===== AVAILABLE DATA
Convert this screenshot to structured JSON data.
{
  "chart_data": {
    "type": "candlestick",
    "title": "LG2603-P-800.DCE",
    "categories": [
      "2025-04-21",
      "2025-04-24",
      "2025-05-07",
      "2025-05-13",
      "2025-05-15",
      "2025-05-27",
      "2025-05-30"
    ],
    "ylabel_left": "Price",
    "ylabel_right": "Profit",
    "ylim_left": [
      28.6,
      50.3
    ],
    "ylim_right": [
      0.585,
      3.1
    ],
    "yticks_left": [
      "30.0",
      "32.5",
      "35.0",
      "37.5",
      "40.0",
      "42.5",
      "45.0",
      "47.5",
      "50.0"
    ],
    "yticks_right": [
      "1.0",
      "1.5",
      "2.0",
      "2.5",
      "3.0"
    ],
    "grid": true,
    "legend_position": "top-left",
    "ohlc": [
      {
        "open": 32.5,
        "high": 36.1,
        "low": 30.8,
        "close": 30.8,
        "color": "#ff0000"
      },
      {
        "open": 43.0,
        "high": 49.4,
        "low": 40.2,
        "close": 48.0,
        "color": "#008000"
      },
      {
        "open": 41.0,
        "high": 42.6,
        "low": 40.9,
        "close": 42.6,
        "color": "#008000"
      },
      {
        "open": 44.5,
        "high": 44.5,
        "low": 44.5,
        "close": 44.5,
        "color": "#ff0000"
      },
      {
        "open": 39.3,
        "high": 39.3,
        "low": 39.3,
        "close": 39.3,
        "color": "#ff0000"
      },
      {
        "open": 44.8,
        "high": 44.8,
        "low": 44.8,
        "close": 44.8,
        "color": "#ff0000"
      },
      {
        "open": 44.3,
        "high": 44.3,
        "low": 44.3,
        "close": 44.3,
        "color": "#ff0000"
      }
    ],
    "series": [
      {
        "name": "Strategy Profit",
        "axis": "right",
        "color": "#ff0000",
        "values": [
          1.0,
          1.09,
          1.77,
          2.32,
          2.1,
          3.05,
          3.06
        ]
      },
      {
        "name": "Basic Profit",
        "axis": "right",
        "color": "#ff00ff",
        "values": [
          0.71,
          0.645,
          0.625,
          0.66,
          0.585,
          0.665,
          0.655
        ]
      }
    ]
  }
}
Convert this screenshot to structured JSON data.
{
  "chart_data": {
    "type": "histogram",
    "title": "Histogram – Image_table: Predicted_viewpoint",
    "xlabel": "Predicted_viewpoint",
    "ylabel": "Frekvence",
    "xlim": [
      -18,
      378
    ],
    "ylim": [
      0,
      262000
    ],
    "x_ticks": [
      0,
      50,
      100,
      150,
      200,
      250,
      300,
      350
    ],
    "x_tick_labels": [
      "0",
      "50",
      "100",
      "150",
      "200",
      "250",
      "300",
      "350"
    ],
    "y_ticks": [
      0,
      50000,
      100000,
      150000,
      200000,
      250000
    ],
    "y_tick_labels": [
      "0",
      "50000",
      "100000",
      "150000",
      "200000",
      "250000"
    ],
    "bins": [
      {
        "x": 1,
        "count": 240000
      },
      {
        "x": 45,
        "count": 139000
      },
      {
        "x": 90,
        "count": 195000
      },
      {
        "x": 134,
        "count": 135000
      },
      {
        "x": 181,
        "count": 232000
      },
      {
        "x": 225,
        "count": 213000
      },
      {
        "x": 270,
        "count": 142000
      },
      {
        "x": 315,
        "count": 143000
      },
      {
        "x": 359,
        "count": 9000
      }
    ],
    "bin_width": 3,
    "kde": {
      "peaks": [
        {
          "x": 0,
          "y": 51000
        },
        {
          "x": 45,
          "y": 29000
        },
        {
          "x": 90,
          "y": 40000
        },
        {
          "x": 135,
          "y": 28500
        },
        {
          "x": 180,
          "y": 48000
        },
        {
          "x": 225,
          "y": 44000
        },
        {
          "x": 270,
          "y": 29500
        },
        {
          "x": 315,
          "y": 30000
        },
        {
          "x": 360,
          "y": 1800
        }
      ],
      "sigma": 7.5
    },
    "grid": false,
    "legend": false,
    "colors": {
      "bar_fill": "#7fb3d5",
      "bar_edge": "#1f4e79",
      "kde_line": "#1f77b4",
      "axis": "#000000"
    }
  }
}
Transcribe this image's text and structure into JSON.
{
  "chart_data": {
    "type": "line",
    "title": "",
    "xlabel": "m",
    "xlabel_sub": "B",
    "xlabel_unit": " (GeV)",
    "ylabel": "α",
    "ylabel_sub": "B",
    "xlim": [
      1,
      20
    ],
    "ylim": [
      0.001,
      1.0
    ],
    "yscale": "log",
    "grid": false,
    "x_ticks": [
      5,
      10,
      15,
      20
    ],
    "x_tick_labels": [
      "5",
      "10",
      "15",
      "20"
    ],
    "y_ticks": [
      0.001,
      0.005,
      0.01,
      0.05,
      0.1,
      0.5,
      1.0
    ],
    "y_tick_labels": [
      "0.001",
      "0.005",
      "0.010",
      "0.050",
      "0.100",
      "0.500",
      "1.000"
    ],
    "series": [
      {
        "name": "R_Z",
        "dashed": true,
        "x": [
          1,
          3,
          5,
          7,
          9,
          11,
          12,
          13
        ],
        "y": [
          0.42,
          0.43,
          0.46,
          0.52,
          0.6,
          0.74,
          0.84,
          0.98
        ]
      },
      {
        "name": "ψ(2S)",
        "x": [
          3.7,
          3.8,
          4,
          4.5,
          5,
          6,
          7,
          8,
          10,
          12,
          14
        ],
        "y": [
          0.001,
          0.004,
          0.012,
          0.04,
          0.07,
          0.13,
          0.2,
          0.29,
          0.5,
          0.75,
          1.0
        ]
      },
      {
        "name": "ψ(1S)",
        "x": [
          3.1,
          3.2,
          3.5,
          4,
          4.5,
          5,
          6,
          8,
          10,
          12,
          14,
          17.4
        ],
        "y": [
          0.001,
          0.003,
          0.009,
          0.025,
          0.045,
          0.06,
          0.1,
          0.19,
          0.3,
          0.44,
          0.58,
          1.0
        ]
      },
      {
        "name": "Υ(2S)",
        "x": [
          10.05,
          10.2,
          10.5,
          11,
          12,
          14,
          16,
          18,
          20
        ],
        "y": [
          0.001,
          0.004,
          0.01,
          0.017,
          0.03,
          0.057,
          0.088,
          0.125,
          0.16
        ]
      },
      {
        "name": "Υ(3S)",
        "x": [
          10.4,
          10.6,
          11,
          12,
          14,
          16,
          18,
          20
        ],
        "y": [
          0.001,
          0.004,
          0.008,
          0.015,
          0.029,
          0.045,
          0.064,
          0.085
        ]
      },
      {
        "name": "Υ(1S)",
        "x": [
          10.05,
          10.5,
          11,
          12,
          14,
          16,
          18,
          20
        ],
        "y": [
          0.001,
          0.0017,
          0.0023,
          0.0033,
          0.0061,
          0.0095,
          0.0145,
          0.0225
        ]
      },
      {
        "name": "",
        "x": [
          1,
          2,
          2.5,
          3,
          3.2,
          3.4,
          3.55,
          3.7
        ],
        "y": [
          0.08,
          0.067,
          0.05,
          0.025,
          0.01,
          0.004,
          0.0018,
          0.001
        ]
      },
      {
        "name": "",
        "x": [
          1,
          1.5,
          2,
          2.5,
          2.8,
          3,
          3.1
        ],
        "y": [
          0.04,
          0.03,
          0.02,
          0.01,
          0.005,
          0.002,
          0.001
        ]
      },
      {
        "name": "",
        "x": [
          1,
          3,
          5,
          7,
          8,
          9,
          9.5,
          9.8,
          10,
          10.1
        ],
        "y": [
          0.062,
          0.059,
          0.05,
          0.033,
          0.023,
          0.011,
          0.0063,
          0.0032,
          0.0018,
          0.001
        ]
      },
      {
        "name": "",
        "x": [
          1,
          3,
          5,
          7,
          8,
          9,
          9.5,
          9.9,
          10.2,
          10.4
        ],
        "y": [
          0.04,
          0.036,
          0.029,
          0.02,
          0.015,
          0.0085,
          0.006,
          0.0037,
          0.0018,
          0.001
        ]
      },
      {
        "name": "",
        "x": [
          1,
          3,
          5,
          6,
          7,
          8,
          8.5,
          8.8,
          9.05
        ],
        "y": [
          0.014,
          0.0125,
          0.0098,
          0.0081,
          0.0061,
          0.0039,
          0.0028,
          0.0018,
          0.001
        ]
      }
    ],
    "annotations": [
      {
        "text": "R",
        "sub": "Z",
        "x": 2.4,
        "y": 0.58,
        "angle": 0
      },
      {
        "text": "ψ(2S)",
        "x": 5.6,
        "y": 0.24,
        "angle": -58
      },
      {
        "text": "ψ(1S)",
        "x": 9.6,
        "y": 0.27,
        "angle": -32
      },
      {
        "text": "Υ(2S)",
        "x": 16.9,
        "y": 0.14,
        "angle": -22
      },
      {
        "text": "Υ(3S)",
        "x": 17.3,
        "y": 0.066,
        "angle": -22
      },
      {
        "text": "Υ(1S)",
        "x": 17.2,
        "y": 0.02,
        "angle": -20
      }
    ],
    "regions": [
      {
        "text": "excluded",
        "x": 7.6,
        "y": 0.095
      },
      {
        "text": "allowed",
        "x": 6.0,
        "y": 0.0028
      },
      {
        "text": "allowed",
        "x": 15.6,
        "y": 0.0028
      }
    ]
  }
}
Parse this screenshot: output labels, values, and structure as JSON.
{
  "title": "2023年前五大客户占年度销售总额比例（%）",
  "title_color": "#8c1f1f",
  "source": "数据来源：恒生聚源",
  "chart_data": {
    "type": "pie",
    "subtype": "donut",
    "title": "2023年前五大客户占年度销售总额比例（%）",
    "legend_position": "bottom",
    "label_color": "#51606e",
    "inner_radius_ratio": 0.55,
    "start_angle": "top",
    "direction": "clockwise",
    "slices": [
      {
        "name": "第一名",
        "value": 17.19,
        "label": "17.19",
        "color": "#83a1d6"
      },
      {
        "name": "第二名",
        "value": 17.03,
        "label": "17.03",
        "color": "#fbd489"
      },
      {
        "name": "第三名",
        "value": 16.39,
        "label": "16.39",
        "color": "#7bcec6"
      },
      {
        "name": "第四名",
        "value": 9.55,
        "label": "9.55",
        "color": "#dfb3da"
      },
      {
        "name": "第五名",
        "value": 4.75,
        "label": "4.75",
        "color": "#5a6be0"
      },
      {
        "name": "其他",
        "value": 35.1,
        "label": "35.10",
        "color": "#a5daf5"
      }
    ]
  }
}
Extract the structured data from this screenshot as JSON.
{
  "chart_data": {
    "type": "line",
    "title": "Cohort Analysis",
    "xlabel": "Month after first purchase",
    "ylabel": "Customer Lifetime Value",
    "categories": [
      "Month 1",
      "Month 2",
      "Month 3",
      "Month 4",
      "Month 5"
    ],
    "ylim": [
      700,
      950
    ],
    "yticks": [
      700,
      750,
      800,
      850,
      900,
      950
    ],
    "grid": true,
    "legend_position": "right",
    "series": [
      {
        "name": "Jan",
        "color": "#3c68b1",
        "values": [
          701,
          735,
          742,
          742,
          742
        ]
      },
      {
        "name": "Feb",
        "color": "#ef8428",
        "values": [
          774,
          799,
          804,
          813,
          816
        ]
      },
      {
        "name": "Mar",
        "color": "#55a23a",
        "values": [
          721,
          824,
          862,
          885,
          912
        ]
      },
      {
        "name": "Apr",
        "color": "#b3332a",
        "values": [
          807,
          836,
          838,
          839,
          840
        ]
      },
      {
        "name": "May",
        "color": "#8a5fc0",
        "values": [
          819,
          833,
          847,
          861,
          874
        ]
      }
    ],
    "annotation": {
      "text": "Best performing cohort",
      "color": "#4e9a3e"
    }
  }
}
==========
Where a line in the entries holds "open", copy that line.

        "open": 32.5,
        "open": 43.0,
        "open": 41.0,
        "open": 44.5,
        "open": 39.3,
        "open": 44.8,
        "open": 44.3,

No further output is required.